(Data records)
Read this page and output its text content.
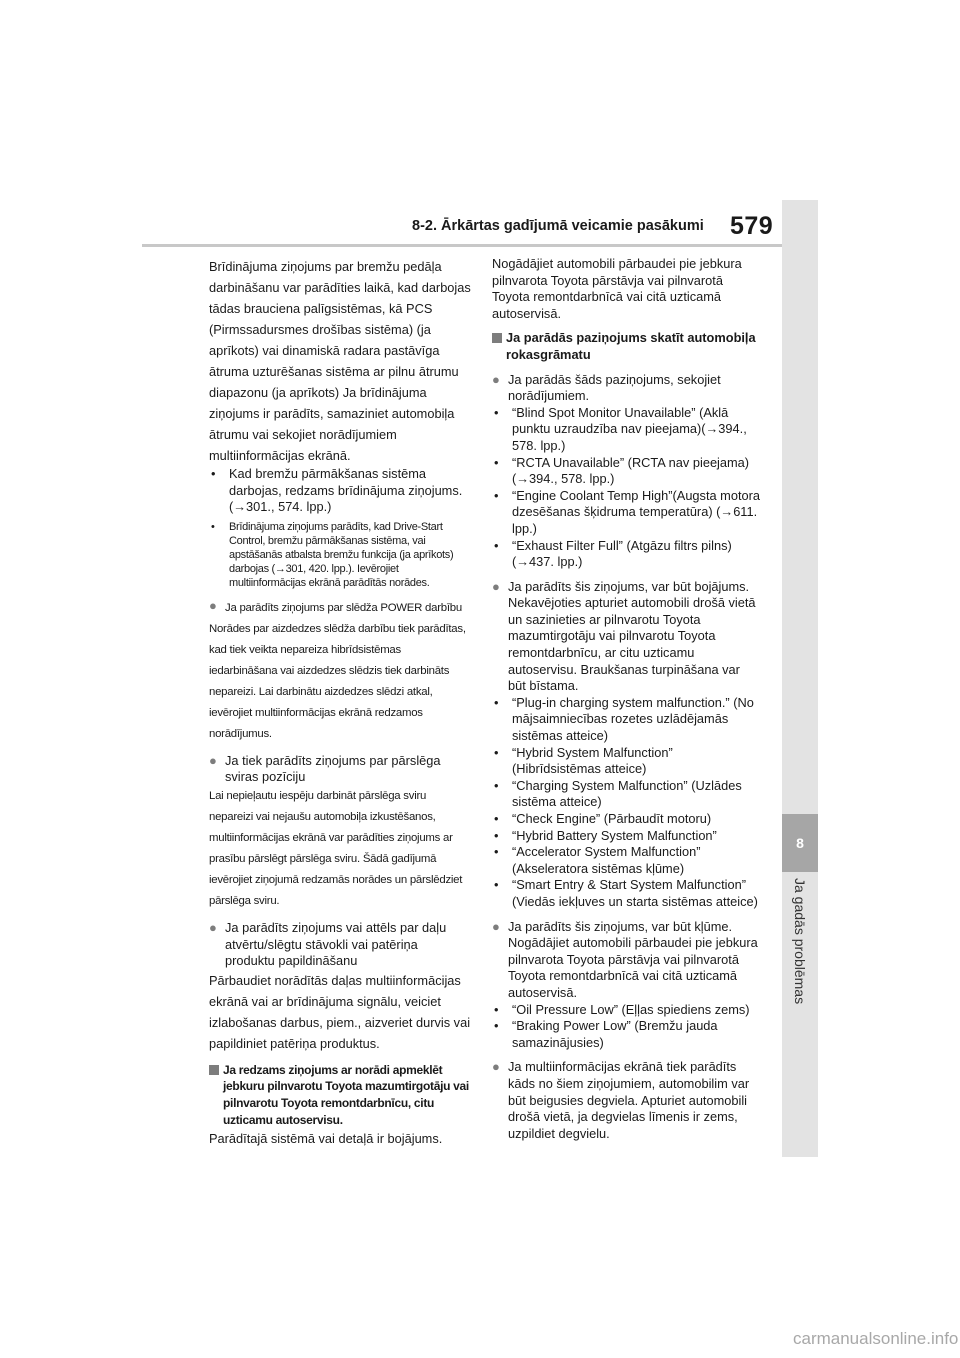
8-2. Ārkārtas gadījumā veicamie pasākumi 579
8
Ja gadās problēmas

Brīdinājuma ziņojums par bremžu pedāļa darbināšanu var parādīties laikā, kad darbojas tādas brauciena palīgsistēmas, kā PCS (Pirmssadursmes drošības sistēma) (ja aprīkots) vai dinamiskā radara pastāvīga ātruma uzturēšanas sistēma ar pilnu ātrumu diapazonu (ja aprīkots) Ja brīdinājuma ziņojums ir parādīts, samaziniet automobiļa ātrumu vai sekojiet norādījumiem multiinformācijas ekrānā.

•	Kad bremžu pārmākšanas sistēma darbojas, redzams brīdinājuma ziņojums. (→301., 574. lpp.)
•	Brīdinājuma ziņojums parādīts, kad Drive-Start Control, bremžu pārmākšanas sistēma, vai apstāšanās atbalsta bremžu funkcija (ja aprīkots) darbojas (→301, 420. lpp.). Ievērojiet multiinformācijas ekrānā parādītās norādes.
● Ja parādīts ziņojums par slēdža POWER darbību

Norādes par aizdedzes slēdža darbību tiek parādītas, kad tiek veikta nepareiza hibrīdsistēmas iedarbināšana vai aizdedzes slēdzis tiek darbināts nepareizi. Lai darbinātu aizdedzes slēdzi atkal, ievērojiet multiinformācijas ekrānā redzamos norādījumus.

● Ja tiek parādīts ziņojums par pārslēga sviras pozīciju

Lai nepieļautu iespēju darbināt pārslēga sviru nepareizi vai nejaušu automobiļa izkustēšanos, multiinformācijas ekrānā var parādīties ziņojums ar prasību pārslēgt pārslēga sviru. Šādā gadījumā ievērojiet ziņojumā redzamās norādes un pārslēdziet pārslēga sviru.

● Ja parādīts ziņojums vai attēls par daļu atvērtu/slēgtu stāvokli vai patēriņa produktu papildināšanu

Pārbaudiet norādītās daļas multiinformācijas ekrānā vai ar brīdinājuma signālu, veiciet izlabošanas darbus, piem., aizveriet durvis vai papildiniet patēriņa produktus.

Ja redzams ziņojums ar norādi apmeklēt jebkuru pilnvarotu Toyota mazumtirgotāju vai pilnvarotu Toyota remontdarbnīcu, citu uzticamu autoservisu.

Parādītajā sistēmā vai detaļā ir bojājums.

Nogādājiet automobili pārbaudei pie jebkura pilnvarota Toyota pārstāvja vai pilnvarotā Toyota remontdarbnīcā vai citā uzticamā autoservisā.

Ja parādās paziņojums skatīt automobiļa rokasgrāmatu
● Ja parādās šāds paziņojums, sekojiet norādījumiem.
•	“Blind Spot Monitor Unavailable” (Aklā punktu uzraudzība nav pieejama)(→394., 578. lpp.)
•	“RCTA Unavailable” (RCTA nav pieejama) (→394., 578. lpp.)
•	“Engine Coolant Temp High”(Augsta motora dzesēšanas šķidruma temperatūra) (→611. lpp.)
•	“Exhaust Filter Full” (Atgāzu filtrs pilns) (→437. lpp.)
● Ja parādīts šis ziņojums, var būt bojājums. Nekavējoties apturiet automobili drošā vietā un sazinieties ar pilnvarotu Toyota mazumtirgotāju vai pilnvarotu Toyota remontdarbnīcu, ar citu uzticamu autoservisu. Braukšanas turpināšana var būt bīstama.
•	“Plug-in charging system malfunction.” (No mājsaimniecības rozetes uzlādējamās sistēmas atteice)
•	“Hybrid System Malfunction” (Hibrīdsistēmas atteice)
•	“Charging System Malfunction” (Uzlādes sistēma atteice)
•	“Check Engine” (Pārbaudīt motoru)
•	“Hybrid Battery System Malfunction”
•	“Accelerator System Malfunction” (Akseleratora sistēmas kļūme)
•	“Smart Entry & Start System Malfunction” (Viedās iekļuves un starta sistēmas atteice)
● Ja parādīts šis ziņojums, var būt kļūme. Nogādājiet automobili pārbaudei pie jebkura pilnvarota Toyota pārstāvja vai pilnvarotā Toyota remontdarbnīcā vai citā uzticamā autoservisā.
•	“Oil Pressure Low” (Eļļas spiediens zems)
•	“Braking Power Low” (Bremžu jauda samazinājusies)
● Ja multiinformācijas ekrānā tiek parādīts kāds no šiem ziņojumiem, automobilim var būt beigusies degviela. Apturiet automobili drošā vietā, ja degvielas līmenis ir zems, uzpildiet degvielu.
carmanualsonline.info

▸ **Exercise directions**: Look for the word "pieejama" in every line of the listing and copy the lines that have it.

▸ **Full answer**:
•	“Blind Spot Monitor Unavailable” (Aklā punktu uzraudzība nav pieejama)(→394., 578. lpp.)
•	“RCTA Unavailable” (RCTA nav pieejama) (→394., 578. lpp.)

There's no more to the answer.